Brano estratto>
═══

Esce nelle sale questa settimana Berlinguer la grande ambizione di Andrea Segre. Abbiamo avuto l’opportunità di vederlo in anteprima alla cineteca di Bologna all’interno della Biennale dell’economia cooperativa organizzata da Legacoop alla presenza dell’autore e del protagonista Elio Germano. È stata dunque l’occasione per una riflessione non solo sul film ma sulla “presenza” di Berlinguer nel dibattito politico e storiografico e di come si trasmetta la sua memoria.
Joseph Buttiegieg che fu il traduttore dei Quaderni dal Carcere di Gramsci in lingua inglese scrisse che non bisognava fare del pensatore comunista una “reliquia intoccabile”. Per Gramsci, anche grazie alla fortuna oltreoceano del suo pensiero che la traduzione di Buttiegieg ha aiutato, probabilmente questo rischio è stato in parte evitato mentre il timore è stato e rimane altissimo per un altro comunista sardo: Enrico Berlinguer.
Erano già gli anni 2000, infatti, quando ancora bastava nelle riunioni del partito che già si discostava dal PCI di 10 anni e di due cambi di nome e ragione sociale, citare il nome del segretario comunista per ridestare un uditorio un po’ distratto o ottenere un applauso su un passaggio delicato. Ed è storia, e giusto omaggio, dei nostri giorni lo sguardo di Berlinguer sulla tessera del partito democratico.

═══

Sezione dati>
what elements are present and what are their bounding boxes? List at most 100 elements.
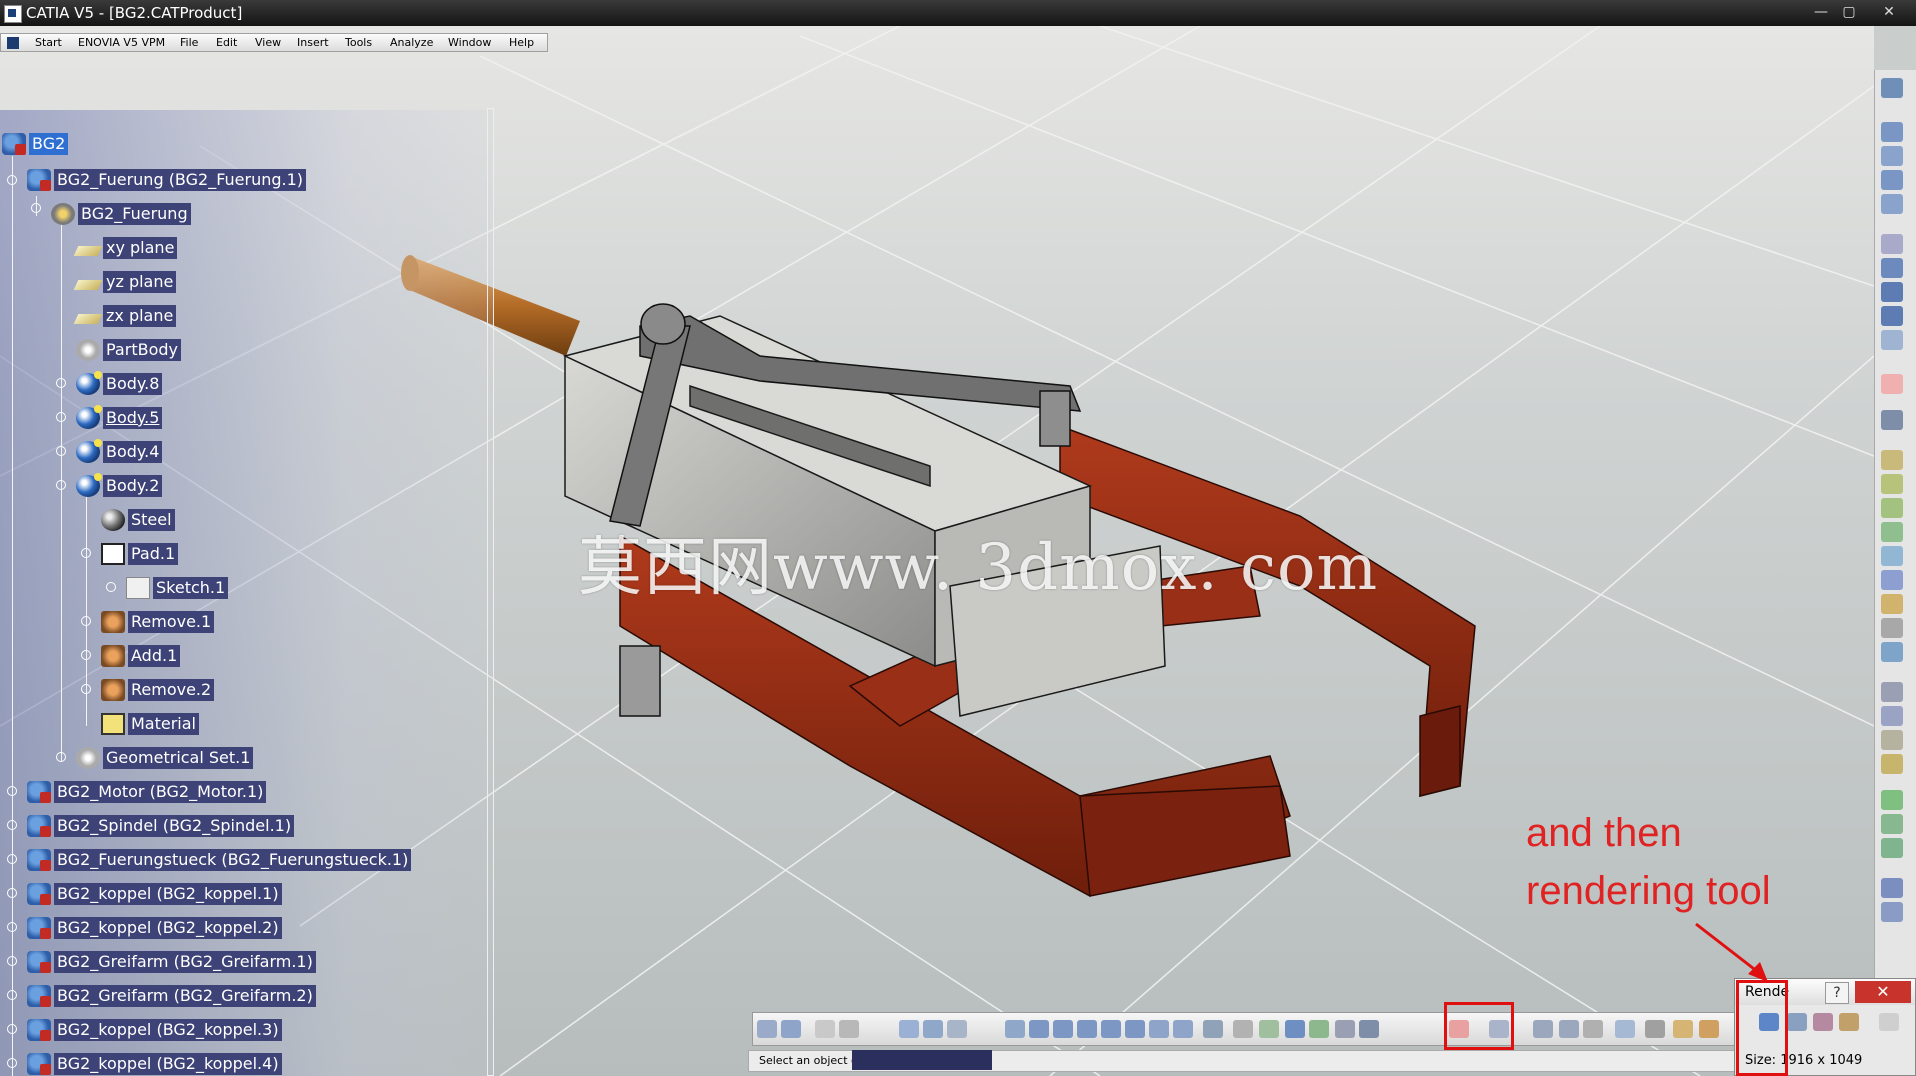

═══

Istruzioni operative>
[A] Modifica il passo del brano su Berlinguer che comincia con le parole "Esce nelle sale" e si chiude dopo "la sua memoria.", sostituendo "anteprima" con "proiezione speciale".
[B] Secondo il brano su Berlinguer, chi tradusse in inglese i Quaderni dal Carcere di Gramsci?
I dati provengono da una fonte diversa.

Soluzioni>
[A]
Esce nelle sale questa settimana Berlinguer la grande ambizione di Andrea Segre. Abbiamo avuto l’opportunità di vederlo in proiezione speciale alla cineteca di Bologna all’interno della Biennale dell’economia cooperativa organizzata da Legacoop alla presenza dell’autore e del protagonista Elio Germano. È stata dunque l’occasione per una riflessione non solo sul film ma sulla “presenza” di Berlinguer nel dibattito politico e storiografico e di come si trasmetta la sua memoria.

[B] Joseph Buttiegieg.